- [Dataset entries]
▼
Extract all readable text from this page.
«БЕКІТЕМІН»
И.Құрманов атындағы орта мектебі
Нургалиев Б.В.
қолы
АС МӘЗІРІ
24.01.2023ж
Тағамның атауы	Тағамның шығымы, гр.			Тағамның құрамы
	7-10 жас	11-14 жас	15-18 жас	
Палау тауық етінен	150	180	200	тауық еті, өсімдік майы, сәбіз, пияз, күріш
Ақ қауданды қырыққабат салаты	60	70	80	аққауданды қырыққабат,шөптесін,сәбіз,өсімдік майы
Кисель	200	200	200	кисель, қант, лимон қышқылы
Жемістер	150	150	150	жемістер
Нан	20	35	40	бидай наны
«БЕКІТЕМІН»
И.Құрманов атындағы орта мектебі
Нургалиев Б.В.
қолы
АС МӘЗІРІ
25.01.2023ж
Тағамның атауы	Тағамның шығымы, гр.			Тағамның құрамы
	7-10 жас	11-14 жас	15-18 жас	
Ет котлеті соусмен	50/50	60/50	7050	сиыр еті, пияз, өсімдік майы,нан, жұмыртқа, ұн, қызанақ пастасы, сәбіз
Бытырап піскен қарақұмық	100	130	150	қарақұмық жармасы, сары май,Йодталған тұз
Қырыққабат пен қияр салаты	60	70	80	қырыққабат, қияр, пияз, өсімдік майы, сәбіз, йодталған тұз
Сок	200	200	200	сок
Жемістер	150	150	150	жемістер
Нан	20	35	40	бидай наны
▲
▼
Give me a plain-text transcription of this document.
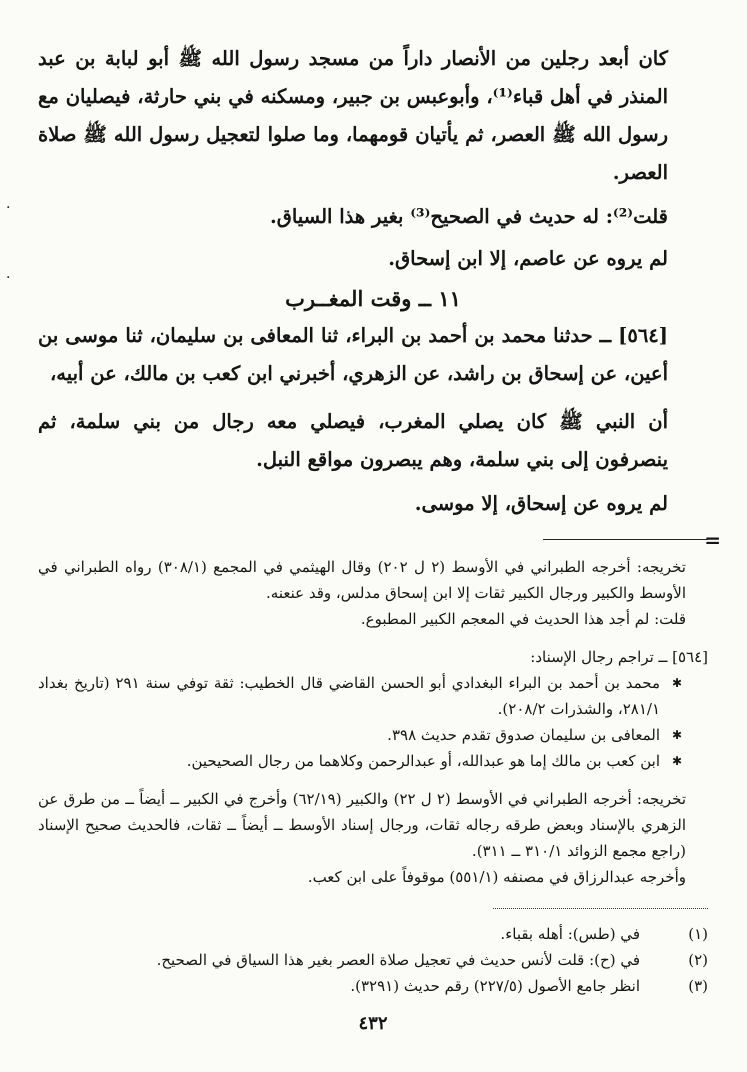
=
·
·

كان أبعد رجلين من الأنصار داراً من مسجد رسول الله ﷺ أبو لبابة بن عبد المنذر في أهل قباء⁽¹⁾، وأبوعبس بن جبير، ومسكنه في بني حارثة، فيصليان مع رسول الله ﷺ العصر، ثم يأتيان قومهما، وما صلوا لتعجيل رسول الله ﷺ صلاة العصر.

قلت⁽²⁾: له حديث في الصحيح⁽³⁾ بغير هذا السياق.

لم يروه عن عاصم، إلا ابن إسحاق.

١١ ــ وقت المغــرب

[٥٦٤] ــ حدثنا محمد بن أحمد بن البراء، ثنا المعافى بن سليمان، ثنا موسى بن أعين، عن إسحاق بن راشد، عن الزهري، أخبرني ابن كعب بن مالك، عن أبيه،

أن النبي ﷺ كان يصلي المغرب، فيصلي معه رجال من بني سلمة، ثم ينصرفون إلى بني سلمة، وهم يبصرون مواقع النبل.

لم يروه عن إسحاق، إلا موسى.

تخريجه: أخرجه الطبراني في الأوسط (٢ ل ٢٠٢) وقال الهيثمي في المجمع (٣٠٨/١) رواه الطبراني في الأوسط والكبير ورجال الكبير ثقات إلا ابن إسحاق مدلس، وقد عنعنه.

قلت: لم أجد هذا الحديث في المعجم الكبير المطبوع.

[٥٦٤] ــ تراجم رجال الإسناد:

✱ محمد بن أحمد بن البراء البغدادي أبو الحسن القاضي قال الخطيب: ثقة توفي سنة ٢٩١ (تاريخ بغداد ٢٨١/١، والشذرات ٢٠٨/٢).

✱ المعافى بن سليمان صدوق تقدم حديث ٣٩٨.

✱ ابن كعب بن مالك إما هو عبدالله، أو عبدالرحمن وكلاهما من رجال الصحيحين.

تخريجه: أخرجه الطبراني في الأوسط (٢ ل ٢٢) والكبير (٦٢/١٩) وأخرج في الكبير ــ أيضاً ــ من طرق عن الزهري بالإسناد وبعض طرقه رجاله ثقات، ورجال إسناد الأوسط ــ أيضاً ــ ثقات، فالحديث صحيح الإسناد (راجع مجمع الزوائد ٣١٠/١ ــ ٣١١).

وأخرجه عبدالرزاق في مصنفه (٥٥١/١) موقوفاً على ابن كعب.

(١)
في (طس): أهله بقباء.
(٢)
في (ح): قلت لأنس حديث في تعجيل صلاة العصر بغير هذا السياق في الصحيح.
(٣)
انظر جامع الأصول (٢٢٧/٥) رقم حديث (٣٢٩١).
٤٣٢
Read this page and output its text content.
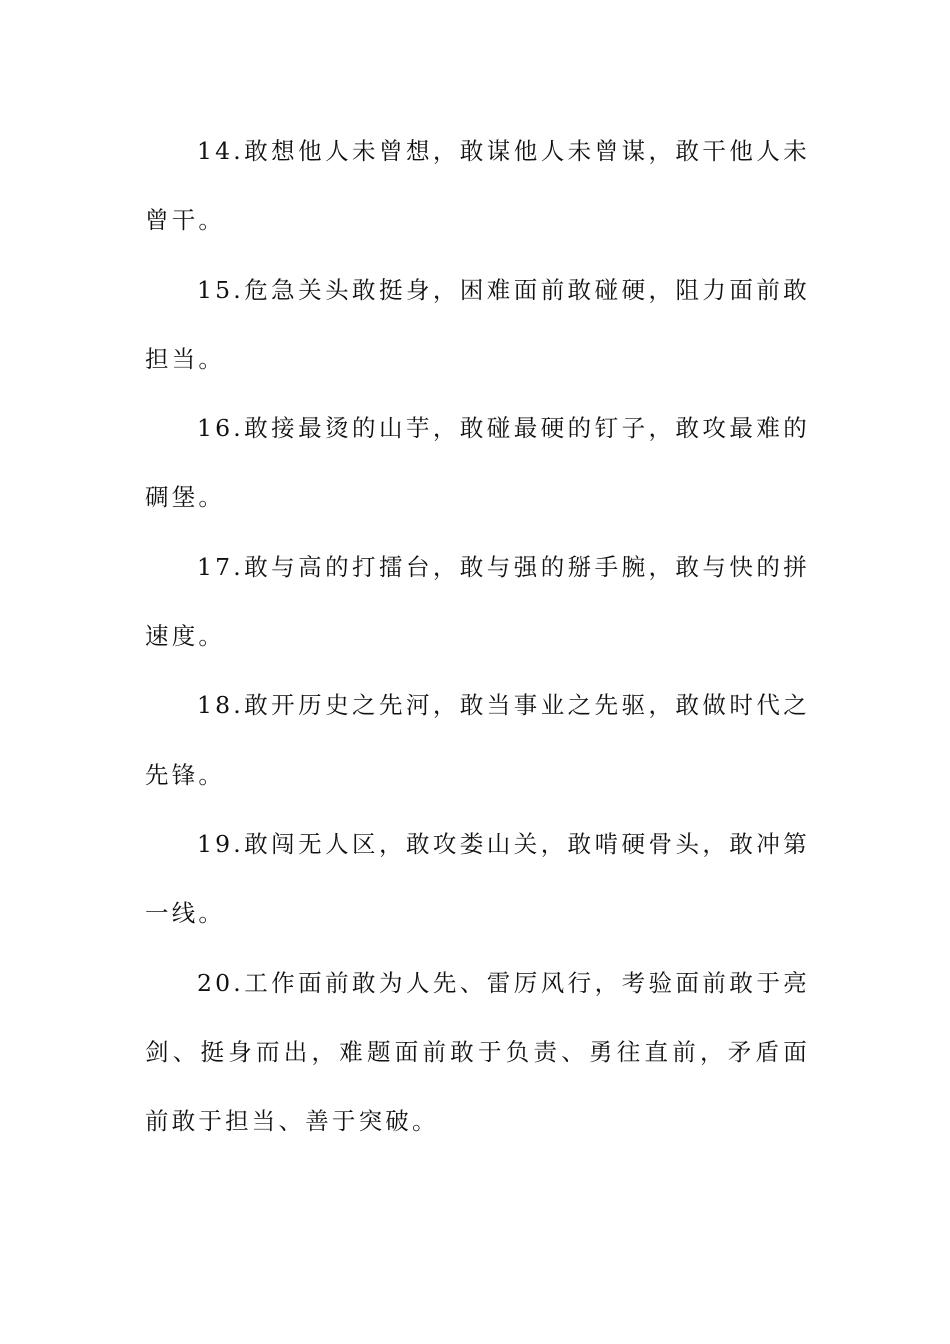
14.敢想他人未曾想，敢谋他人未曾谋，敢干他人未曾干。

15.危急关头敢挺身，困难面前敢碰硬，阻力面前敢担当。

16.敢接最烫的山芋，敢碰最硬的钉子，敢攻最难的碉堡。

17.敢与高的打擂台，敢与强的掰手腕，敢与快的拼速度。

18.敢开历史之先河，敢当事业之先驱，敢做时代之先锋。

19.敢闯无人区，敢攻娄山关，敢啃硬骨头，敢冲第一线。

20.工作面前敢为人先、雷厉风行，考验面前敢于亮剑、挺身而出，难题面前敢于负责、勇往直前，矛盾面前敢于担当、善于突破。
▲
Where a line of the material above holds the string "الإسناد", copy that line.

[٥٦٤] ــ تراجم رجال الإسناد:
تخريجه: أخرجه الطبراني في الأوسط (٢ ل ٢٢) والكبير (٦٢/١٩) وأخرج في الكبير ــ أيضاً ــ من طرق عن الزهري بالإسناد وبعض طرقه رجاله ثقات، ورجال إسناد الأوسط ــ أيضاً ــ ثقات، فالحديث صحيح الإسناد (راجع مجمع الزوائد ٣١٠/١ ــ ٣١١).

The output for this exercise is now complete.